= Stated exercise A =
Arrange the lines in the rows, everything from the line containing "scroll-right-icon[interactable]: › <box>1295" down to the line containing "tree-expander-icon[interactable]: − <box>9 111", as a Markdown table with the columns No. and Line. Leave out any blank lines.
= Stated exercise B =
Pick up the news report on the Moon–Trump phone call about North Korea's nuclear program and continue it from the point where it stops.

— Begin Selected passage —

South Korean President Moon Jae-in Monday talked with his U.S. counterpart Donald Trump over phone on the nuclear and missile programs of the Democratic People's Republic of Korea (DPRK).

Moon said the Korean Peninsula nuclear issue should be resolved in a peaceful, diplomatic manner, based on close cooperation between South Korea and the United States, Moon's spokesman Park Soo-hyun told a press briefing.

The phone talks lasted for 56 minutes, according to the presidential Blue House.

The South Korean leader said it can never be tolerated that any more horrors of war happen on the Korean Peninsula.

The peninsula is technically in a state of war as the 1950-53 Korean War ended in armistice, not a peace treaty.

On July 28, the DPRK test-launched what it called an intercontinental ballistic missile, which flew about 1,000 km and was lofted as high as over 3,700 km. It showed an advanced technology compared with the one, launched on July 4, that traveled 933 km at a maximum altitude of 2,802 km.

During the dialogue, Moon urged joint efforts to encourage Pyongyang to come to the dialogue table for dismantlement of the DPRK's nuclear program by using heavy pressure and sanctions.

The UN Security Council on Saturday unanimously adopted new sanctions on the DPRK over its recent ballistic missile test-launches. It bans the exports of seafood and minerals such as coal, iron, iron ore, lead and lead ore.

The South Korean president, who took office on May 10, said it needed to show Pyongyang that a door for dialogue would be open when the DPRK makes a right choice of giving up its nuclear program.

— End Selected passage —
— Begin Records shown —

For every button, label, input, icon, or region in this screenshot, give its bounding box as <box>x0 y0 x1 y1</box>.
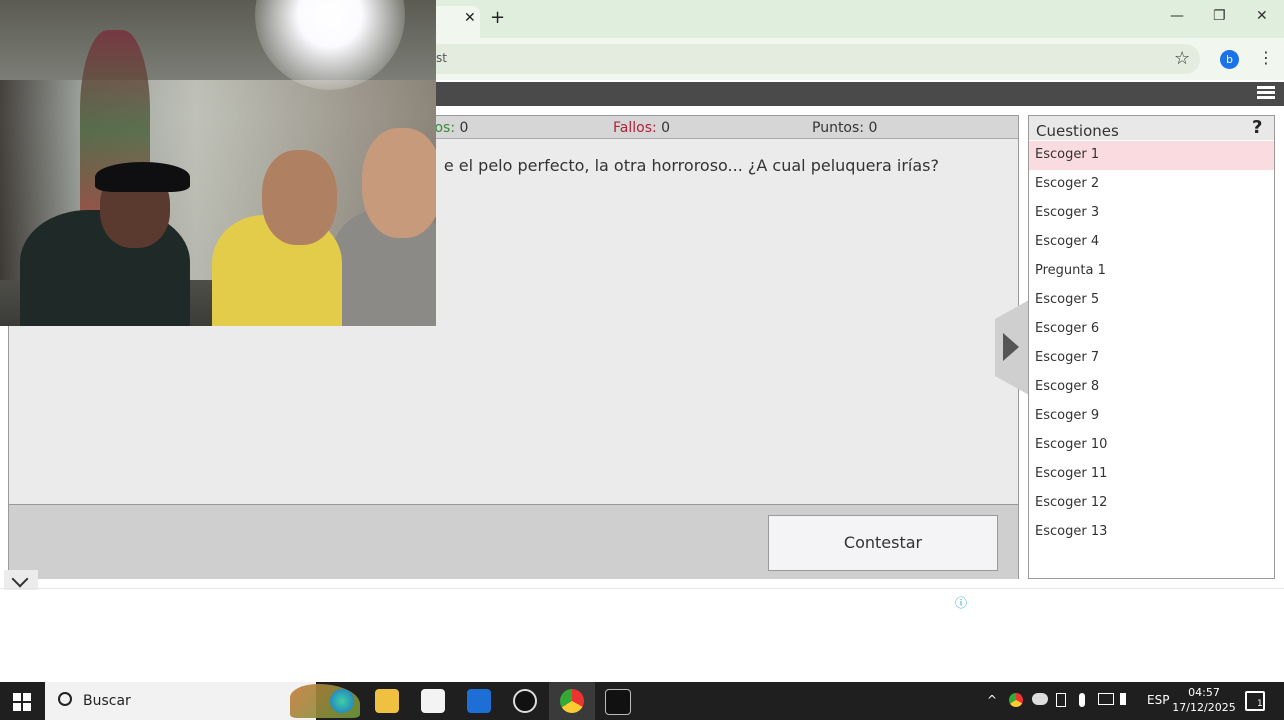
cam-person-left-cap <box>95 162 190 192</box>
clock-time: 04:57 <box>1188 686 1220 699</box>
question-item[interactable]: Escoger 8 <box>1029 373 1274 402</box>
store-icon[interactable] <box>421 689 445 713</box>
network-icon[interactable] <box>1098 693 1114 705</box>
divider <box>0 588 1284 589</box>
fallos-label: Fallos: <box>613 120 657 136</box>
question-item[interactable]: Escoger 1 <box>1029 141 1274 170</box>
expand-toggle[interactable] <box>4 570 38 590</box>
question-item[interactable]: Escoger 6 <box>1029 315 1274 344</box>
contestar-button[interactable]: Contestar <box>768 515 998 571</box>
question-item[interactable]: Escoger 9 <box>1029 402 1274 431</box>
search-icon <box>58 692 72 706</box>
mail-icon[interactable] <box>467 689 491 713</box>
taskbar-clock[interactable]: 04:57 17/12/2025 <box>1172 685 1236 715</box>
search-placeholder: Buscar <box>83 693 131 709</box>
puntos-value: 0 <box>868 120 878 136</box>
epic-games-icon[interactable] <box>605 689 631 715</box>
close-window-button[interactable]: ✕ <box>1256 8 1268 24</box>
puntos-label: Puntos: <box>812 120 865 136</box>
puntos-score: Puntos: 0 <box>812 120 877 136</box>
address-url: st <box>436 51 447 65</box>
cam-person-right-head <box>362 128 436 238</box>
question-item[interactable]: Escoger 4 <box>1029 228 1274 257</box>
obs-icon[interactable] <box>513 689 537 713</box>
question-item[interactable]: Escoger 11 <box>1029 460 1274 489</box>
hamburger-menu-icon[interactable] <box>1257 84 1275 102</box>
help-icon[interactable]: ? <box>1252 117 1262 138</box>
question-item[interactable]: Escoger 13 <box>1029 518 1274 547</box>
webcam-overlay <box>0 0 436 326</box>
file-explorer-icon[interactable] <box>375 689 399 713</box>
profile-avatar[interactable]: b <box>1220 50 1239 69</box>
question-item[interactable]: Escoger 2 <box>1029 170 1274 199</box>
taskbar-search-box[interactable]: Buscar <box>45 682 360 720</box>
aciertos-value: 0 <box>459 120 469 136</box>
panel-title: Cuestiones <box>1036 122 1119 140</box>
chevron-down-icon <box>11 570 29 588</box>
clock-date: 17/12/2025 <box>1172 701 1236 714</box>
start-windows-icon[interactable] <box>13 693 31 711</box>
question-item[interactable]: Pregunta 1 <box>1029 257 1274 286</box>
question-item[interactable]: Escoger 7 <box>1029 344 1274 373</box>
cloud-icon[interactable] <box>1032 693 1048 705</box>
chrome-tray-icon[interactable] <box>1009 693 1023 707</box>
chevron-up-icon[interactable]: ^ <box>987 693 997 707</box>
questions-list: Escoger 1 Escoger 2 Escoger 3 Escoger 4 … <box>1029 141 1274 547</box>
chrome-icon[interactable] <box>560 689 584 713</box>
bookmark-star-icon[interactable]: ☆ <box>1174 48 1190 69</box>
info-icon[interactable]: ⓘ <box>955 594 967 611</box>
question-item[interactable]: Escoger 10 <box>1029 431 1274 460</box>
edge-icon[interactable] <box>330 689 354 713</box>
questions-panel: Cuestiones ? Escoger 1 Escoger 2 Escoger… <box>1028 115 1275 579</box>
new-tab-button[interactable]: + <box>490 7 505 28</box>
notification-count: 1 <box>1257 699 1263 709</box>
question-item[interactable]: Escoger 3 <box>1029 199 1274 228</box>
minimize-button[interactable]: — <box>1170 8 1184 24</box>
question-item[interactable]: Escoger 12 <box>1029 489 1274 518</box>
language-indicator[interactable]: ESP <box>1147 693 1169 707</box>
question-item[interactable]: Escoger 5 <box>1029 286 1274 315</box>
cam-light <box>255 0 405 90</box>
arrow-right-icon[interactable] <box>1003 333 1019 361</box>
device-icon[interactable] <box>1056 693 1066 707</box>
restore-button[interactable]: ❐ <box>1213 8 1226 24</box>
browser-menu-icon[interactable]: ⋮ <box>1258 48 1274 67</box>
panel-header: Cuestiones ? <box>1029 116 1274 140</box>
fallos-score: Fallos: 0 <box>613 120 670 136</box>
cam-person-middle-head <box>262 150 337 245</box>
microphone-icon[interactable] <box>1079 693 1085 707</box>
quiz-footer: Contestar <box>9 504 1018 579</box>
close-tab-icon[interactable]: ✕ <box>464 10 476 26</box>
windows-taskbar: Buscar ^ ESP 04:57 17/12/2025 1 <box>0 682 1284 720</box>
fallos-value: 0 <box>661 120 671 136</box>
volume-icon[interactable] <box>1120 693 1134 705</box>
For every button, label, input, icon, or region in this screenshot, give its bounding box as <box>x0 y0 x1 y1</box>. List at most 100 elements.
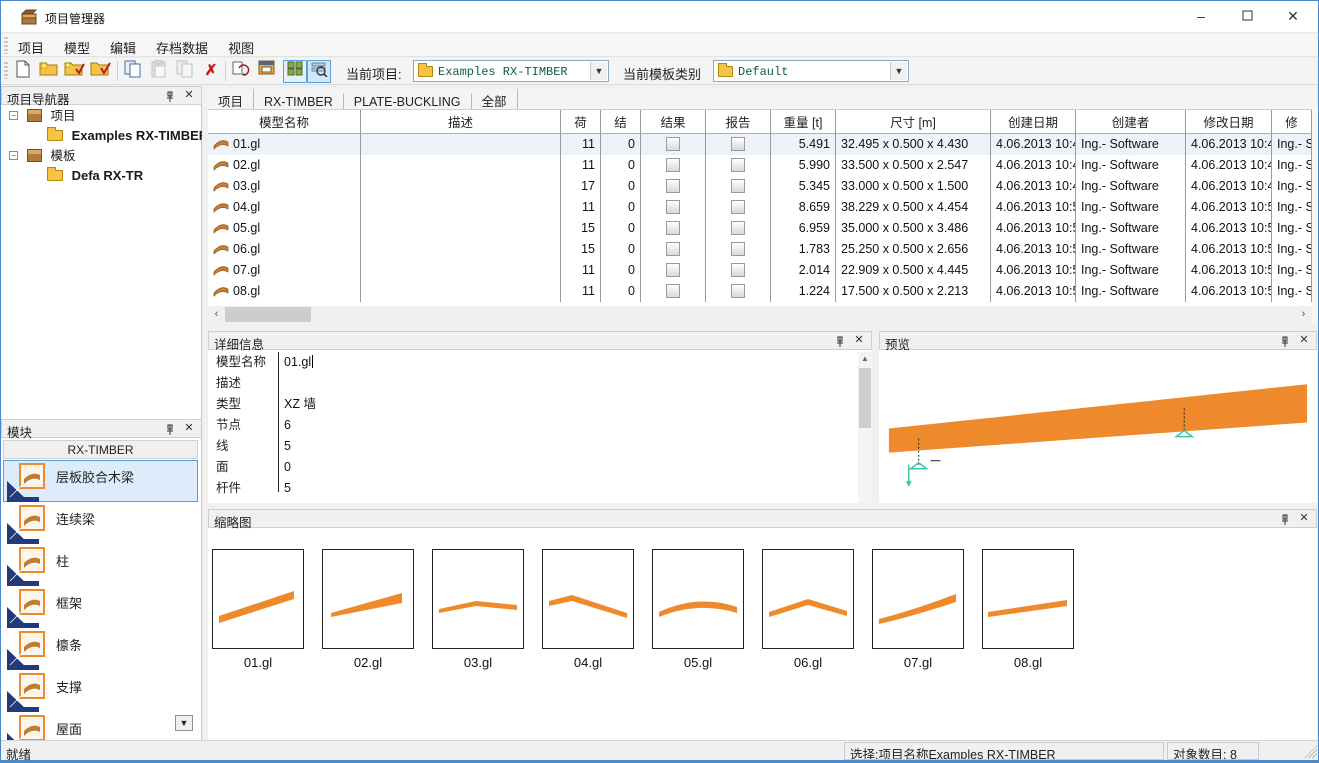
scroll-right-icon[interactable]: › <box>1295 306 1312 323</box>
tree-node-1[interactable]: Examples RX-TIMBER <box>1 126 201 146</box>
pin-icon[interactable] <box>1278 513 1292 527</box>
column-header-11[interactable]: 修 <box>1272 110 1312 134</box>
results-checkbox[interactable] <box>666 263 680 277</box>
close-panel-icon[interactable]: ✕ <box>852 333 866 347</box>
table-row[interactable]: 04.gl1108.65938.229 x 0.500 x 4.4544.06.… <box>208 197 1312 218</box>
details-vertical-scrollbar[interactable]: ▲ <box>858 352 872 503</box>
scrollbar-thumb[interactable] <box>225 307 311 322</box>
thumbnail-03.gl[interactable] <box>432 549 524 649</box>
report-checkbox[interactable] <box>731 221 745 235</box>
results-checkbox[interactable] <box>666 242 680 256</box>
menu-item-0[interactable]: 项目 <box>15 34 47 61</box>
module-item-3[interactable]: 框架 <box>3 586 198 628</box>
column-header-8[interactable]: 创建日期 <box>991 110 1076 134</box>
project-check-button[interactable] <box>89 60 113 83</box>
delete-button[interactable]: ✗ <box>199 60 223 83</box>
results-checkbox[interactable] <box>666 137 680 151</box>
report-checkbox[interactable] <box>731 242 745 256</box>
scrollbar-thumb[interactable] <box>859 368 871 428</box>
report-checkbox[interactable] <box>731 263 745 277</box>
results-checkbox[interactable] <box>666 179 680 193</box>
menu-item-2[interactable]: 编辑 <box>107 34 139 61</box>
menu-item-4[interactable]: 视图 <box>225 34 257 61</box>
thumbnail-07.gl[interactable] <box>872 549 964 649</box>
tree-expander-icon[interactable]: − <box>9 151 18 160</box>
column-header-7[interactable]: 尺寸 [m] <box>836 110 991 134</box>
results-checkbox[interactable] <box>666 158 680 172</box>
close-panel-icon[interactable]: ✕ <box>182 421 196 435</box>
column-header-2[interactable]: 荷 <box>561 110 601 134</box>
close-panel-icon[interactable]: ✕ <box>1297 511 1311 525</box>
scroll-left-icon[interactable]: ‹ <box>208 306 225 323</box>
column-header-5[interactable]: 报告 <box>706 110 771 134</box>
tree-expander-icon[interactable]: − <box>9 111 18 120</box>
column-header-9[interactable]: 创建者 <box>1076 110 1186 134</box>
thumbnail-view-toggle[interactable] <box>283 60 307 83</box>
combo-arrow-icon[interactable]: ▼ <box>590 62 607 80</box>
report-checkbox[interactable] <box>731 137 745 151</box>
module-item-5[interactable]: 支撑 <box>3 670 198 712</box>
close-panel-icon[interactable]: ✕ <box>182 88 196 102</box>
results-checkbox[interactable] <box>666 284 680 298</box>
thumbnail-05.gl[interactable] <box>652 549 744 649</box>
new-model-button[interactable] <box>11 60 35 83</box>
new-project-button[interactable] <box>37 60 61 83</box>
settings-button[interactable] <box>255 60 279 83</box>
menu-item-1[interactable]: 模型 <box>61 34 93 61</box>
minimize-button[interactable]: – <box>1178 1 1224 32</box>
duplicate-button[interactable] <box>173 60 197 83</box>
modules-group-header[interactable]: RX-TIMBER <box>3 440 198 459</box>
menubar-grip[interactable] <box>4 37 8 54</box>
tree-node-0[interactable]: − 项目 <box>1 106 201 126</box>
current-project-combobox[interactable]: Examples RX-TIMBER ▼ <box>413 60 609 82</box>
pin-icon[interactable] <box>833 335 847 349</box>
report-checkbox[interactable] <box>731 284 745 298</box>
report-checkbox[interactable] <box>731 179 745 193</box>
template-category-combobox[interactable]: Default ▼ <box>713 60 909 82</box>
modules-scroll-down-button[interactable]: ▼ <box>175 715 193 731</box>
details-preview-splitter[interactable] <box>872 331 879 503</box>
maximize-button[interactable] <box>1224 1 1270 32</box>
toolbar-grip[interactable] <box>4 62 8 79</box>
thumbnail-04.gl[interactable] <box>542 549 634 649</box>
module-item-6[interactable]: 屋面 <box>3 712 198 741</box>
results-checkbox[interactable] <box>666 221 680 235</box>
table-horizontal-scrollbar[interactable]: ‹ › <box>208 306 1312 323</box>
module-item-4[interactable]: 檩条 <box>3 628 198 670</box>
column-header-10[interactable]: 修改日期 <box>1186 110 1272 134</box>
column-header-1[interactable]: 描述 <box>361 110 561 134</box>
thumbnail-08.gl[interactable] <box>982 549 1074 649</box>
table-row[interactable]: 07.gl1102.01422.909 x 0.500 x 4.4454.06.… <box>208 260 1312 281</box>
detail-value[interactable]: 01.gl <box>284 352 313 373</box>
pin-icon[interactable] <box>1278 335 1292 349</box>
thumbnail-01.gl[interactable] <box>212 549 304 649</box>
tree-node-3[interactable]: Defa RX-TR <box>1 166 201 186</box>
open-project-button[interactable] <box>63 60 87 83</box>
module-item-1[interactable]: 连续梁 <box>3 502 198 544</box>
table-row[interactable]: 08.gl1101.22417.500 x 0.500 x 2.2134.06.… <box>208 281 1312 302</box>
scroll-up-icon[interactable]: ▲ <box>858 352 872 366</box>
table-row[interactable]: 05.gl1506.95935.000 x 0.500 x 3.4864.06.… <box>208 218 1312 239</box>
combo-arrow-icon[interactable]: ▼ <box>890 62 907 80</box>
menu-item-3[interactable]: 存档数据 <box>153 34 211 61</box>
connect-button[interactable] <box>229 60 253 83</box>
thumbnail-06.gl[interactable] <box>762 549 854 649</box>
table-row[interactable]: 06.gl1501.78325.250 x 0.500 x 2.6564.06.… <box>208 239 1312 260</box>
column-header-3[interactable]: 结 <box>601 110 641 134</box>
pin-icon[interactable] <box>163 423 177 437</box>
resize-grip[interactable] <box>1304 745 1317 758</box>
detail-view-toggle[interactable] <box>307 60 331 83</box>
close-panel-icon[interactable]: ✕ <box>1297 333 1311 347</box>
module-item-2[interactable]: 柱 <box>3 544 198 586</box>
column-header-6[interactable]: 重量 [t] <box>771 110 836 134</box>
table-row[interactable]: 02.gl1105.99033.500 x 0.500 x 2.5474.06.… <box>208 155 1312 176</box>
close-button[interactable]: ✕ <box>1270 1 1316 32</box>
column-header-0[interactable]: 模型名称^ <box>208 110 361 134</box>
report-checkbox[interactable] <box>731 158 745 172</box>
copy-button[interactable] <box>121 60 145 83</box>
table-row[interactable]: 03.gl1705.34533.000 x 0.500 x 1.5004.06.… <box>208 176 1312 197</box>
results-checkbox[interactable] <box>666 200 680 214</box>
report-checkbox[interactable] <box>731 200 745 214</box>
paste-button[interactable] <box>147 60 171 83</box>
pin-icon[interactable] <box>163 90 177 104</box>
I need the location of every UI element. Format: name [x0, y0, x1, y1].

— End Records shown —

= Expected output A =
| No. | Line |
|---|---|
| 1 | scroll-right-icon[interactable]: › <box>1295 306 1312 323</box> |
| 2 | tree-node-1[interactable]: Examples RX-TIMBER <box>1 126 201 146</box> |
| 3 | pin-icon[interactable] <box>1278 513 1292 527</box> |
| 4 | column-header-11[interactable]: 修 <box>1272 110 1312 134</box> |
| 5 | results-checkbox[interactable] <box>666 263 680 277</box> |
| 6 | close-panel-icon[interactable]: ✕ <box>852 333 866 347</box> |
| 7 | table-row[interactable]: 04.gl1108.65938.229 x 0.500 x 4.4544.06.… <box>208 197 1312 218</box> |
| 8 | details-vertical-scrollbar[interactable]: ▲ <box>858 352 872 503</box> |
| 9 | scrollbar-thumb[interactable] <box>225 307 311 322</box> |
| 10 | thumbnail-03.gl[interactable] <box>432 549 524 649</box> |
| 11 | report-checkbox[interactable] <box>731 221 745 235</box> |
| 12 | results-checkbox[interactable] <box>666 242 680 256</box> |
| 13 | menu-item-0[interactable]: 项目 <box>15 34 47 61</box> |
| 14 | module-item-3[interactable]: 框架 <box>3 586 198 628</box> |
| 15 | column-header-8[interactable]: 创建日期 <box>991 110 1076 134</box> |
| 16 | project-check-button[interactable] <box>89 60 113 83</box> |
| 17 | delete-button[interactable]: ✗ <box>199 60 223 83</box> |
| 18 | results-checkbox[interactable] <box>666 137 680 151</box> |
| 19 | report-checkbox[interactable] <box>731 242 745 256</box> |
| 20 | scrollbar-thumb[interactable] <box>859 368 871 428</box> |
| 21 | report-checkbox[interactable] <box>731 263 745 277</box> |
| 22 | results-checkbox[interactable] <box>666 179 680 193</box> |
| 23 | menu-item-2[interactable]: 编辑 <box>107 34 139 61</box> |
| 24 | menu-item-4[interactable]: 视图 <box>225 34 257 61</box> |
| 25 | thumbnail-07.gl[interactable] <box>872 549 964 649</box> |
| 26 | tree-expander-icon[interactable]: − <box>9 151 18 160</box> |
| 27 | column-header-7[interactable]: 尺寸 [m] <box>836 110 991 134</box> |
| 28 | results-checkbox[interactable] <box>666 158 680 172</box> |
| 29 | close-panel-icon[interactable]: ✕ <box>182 421 196 435</box> |
| 30 | column-header-2[interactable]: 荷 <box>561 110 601 134</box> |
| 31 | close-panel-icon[interactable]: ✕ <box>1297 511 1311 525</box> |
| 32 | scroll-left-icon[interactable]: ‹ <box>208 306 225 323</box> |
| 33 | column-header-5[interactable]: 报告 <box>706 110 771 134</box> |
| 34 | tree-expander-icon[interactable]: − <box>9 111 18 120</box> |

= Expected output B =
Top diplomats of South Korea and the DPRK had a brief encounter on Sunday on the sidelines of a series of foreign ministers meetings on East Asian cooperation, Yonhap news agency reported Monday.

An unnamed South Korean foreign ministry official was quoted as saying that South Korean Foreign Minister Kang Kyung-wha briefly encountered and exchanged opinions with her DPRK counterpart Ri Yong-ho at a reception dinner of the ASEAN Regional Forum (ARF) in Manila, the Philippines.

It marked the first time since the new South Korean government was launched on May 10 that the foreign ministers of the two sides met, though briefly.

During the encounter, Kang told Ri that South Korea anticipated rapid response to Seoul's dialogue overtures, which Pyongyang has been mum about.

The top DPRK diplomat told the South Korean foreign minister that the dialogue overtures lacked sincerity as South Korea put pressures on the DPRK in cooperation with the United States.